## Start ITEMS
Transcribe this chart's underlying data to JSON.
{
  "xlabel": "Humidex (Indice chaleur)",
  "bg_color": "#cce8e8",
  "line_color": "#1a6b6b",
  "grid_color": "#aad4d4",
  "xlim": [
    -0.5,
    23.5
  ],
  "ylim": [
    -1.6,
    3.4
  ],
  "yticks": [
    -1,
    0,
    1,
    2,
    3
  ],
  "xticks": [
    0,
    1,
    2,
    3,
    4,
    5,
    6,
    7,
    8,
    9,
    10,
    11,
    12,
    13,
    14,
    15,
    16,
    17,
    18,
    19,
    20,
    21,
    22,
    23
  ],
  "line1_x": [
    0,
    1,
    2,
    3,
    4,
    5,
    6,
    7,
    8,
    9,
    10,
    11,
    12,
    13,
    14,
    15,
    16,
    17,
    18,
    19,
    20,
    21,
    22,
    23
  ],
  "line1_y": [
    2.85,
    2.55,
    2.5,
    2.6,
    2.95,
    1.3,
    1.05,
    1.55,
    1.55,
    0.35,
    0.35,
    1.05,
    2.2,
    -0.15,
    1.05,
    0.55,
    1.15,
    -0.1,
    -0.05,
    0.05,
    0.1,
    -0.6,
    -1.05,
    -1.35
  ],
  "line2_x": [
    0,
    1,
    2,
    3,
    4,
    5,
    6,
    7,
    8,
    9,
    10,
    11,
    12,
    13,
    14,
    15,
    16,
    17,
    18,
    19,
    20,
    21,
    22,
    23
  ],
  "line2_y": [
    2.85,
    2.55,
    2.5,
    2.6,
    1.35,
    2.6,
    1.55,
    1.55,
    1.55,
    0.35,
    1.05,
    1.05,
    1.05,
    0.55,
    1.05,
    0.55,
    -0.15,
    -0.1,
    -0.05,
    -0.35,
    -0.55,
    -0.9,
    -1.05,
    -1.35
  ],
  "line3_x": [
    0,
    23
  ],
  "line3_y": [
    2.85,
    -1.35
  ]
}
## End ITEMS
## Start ITEMS
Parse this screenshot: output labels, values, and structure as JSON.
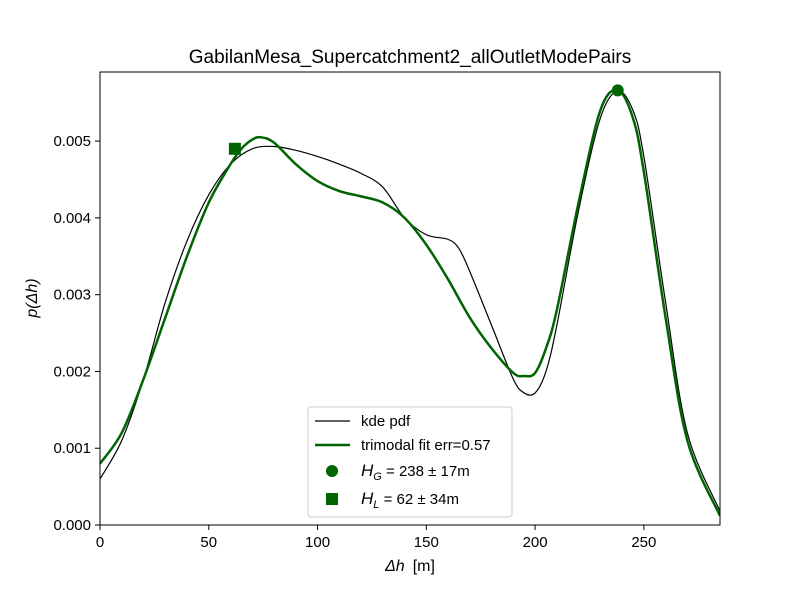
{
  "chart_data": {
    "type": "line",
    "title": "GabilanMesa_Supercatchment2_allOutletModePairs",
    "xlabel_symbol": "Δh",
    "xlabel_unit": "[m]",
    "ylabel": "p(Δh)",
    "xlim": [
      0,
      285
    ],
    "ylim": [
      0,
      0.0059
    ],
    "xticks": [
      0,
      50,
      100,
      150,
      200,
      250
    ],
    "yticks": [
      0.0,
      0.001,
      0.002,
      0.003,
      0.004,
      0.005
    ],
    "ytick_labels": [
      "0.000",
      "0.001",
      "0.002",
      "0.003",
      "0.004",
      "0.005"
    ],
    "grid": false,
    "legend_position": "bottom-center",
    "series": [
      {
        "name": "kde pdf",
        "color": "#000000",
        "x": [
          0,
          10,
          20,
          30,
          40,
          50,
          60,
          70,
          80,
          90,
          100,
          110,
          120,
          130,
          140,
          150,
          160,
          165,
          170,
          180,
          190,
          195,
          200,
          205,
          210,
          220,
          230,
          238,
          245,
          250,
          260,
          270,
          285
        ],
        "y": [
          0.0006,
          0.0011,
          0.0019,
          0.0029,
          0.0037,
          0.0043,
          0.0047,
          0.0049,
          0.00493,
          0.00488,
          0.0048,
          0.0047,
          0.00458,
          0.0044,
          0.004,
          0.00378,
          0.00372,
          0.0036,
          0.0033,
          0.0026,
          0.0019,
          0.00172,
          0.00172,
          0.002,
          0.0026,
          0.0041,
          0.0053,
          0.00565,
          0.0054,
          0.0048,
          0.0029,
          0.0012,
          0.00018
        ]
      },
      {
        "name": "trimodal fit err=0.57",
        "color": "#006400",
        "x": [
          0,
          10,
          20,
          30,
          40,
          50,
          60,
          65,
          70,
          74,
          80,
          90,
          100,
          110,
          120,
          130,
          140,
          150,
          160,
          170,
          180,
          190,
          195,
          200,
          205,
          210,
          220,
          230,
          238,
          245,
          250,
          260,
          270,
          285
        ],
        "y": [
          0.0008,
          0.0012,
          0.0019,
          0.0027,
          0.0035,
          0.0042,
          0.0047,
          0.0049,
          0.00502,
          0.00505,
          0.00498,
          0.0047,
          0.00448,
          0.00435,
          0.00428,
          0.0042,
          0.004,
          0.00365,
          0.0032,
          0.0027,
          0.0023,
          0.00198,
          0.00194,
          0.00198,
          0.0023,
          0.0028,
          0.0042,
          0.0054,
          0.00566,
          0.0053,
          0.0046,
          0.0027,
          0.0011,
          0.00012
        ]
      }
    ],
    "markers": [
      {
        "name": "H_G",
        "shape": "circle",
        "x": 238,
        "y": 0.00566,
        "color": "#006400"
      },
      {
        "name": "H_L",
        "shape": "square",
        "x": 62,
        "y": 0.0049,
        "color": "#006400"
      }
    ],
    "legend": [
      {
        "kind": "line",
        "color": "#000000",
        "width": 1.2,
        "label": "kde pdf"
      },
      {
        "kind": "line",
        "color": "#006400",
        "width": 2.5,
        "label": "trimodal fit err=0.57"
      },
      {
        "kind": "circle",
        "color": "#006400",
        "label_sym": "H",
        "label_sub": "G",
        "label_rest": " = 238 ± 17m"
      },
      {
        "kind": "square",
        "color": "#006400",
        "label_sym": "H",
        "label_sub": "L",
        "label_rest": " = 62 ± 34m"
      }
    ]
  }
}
## End ITEMS
TASK BRIEF :: Find each line holding the word "kind" and copy it.

REPLY ::
        "kind": "line",
        "kind": "line",
        "kind": "circle",
        "kind": "square",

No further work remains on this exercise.